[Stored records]

•••••

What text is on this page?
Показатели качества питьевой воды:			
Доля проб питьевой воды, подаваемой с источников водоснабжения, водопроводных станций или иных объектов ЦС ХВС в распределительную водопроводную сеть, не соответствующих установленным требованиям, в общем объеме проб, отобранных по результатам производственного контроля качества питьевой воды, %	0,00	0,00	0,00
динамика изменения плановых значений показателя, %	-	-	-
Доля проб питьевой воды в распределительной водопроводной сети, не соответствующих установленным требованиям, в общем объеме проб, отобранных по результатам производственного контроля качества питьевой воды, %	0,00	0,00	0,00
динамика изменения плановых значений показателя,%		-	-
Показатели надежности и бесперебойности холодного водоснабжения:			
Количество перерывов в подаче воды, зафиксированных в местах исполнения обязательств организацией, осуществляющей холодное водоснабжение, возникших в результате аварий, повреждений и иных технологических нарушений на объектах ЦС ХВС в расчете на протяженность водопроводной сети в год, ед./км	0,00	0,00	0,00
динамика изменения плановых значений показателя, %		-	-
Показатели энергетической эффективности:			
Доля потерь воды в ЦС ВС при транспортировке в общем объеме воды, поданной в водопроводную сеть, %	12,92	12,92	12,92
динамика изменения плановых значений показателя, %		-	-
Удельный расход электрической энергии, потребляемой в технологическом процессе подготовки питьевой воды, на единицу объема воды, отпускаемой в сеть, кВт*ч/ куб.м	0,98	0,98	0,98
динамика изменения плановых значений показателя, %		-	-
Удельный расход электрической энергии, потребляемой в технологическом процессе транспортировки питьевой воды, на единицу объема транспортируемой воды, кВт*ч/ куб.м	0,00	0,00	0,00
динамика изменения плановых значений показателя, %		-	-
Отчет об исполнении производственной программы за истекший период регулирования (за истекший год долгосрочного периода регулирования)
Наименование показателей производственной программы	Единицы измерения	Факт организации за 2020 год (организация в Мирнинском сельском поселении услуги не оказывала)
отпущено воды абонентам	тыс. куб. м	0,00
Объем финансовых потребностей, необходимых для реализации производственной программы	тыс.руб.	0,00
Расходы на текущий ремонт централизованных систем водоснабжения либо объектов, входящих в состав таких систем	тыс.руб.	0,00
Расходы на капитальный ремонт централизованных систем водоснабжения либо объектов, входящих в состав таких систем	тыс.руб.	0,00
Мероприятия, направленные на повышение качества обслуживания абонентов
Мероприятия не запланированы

•••••

### What is needed
Gather up the lines containing the word "ремонт" from these records and copy them.

### Written reply
Расходы на текущий ремонт централизованных систем водоснабжения либо объектов, входящих в состав таких систем	тыс.руб.	0,00
Расходы на капитальный ремонт централизованных систем водоснабжения либо объектов, входящих в состав таких систем	тыс.руб.	0,00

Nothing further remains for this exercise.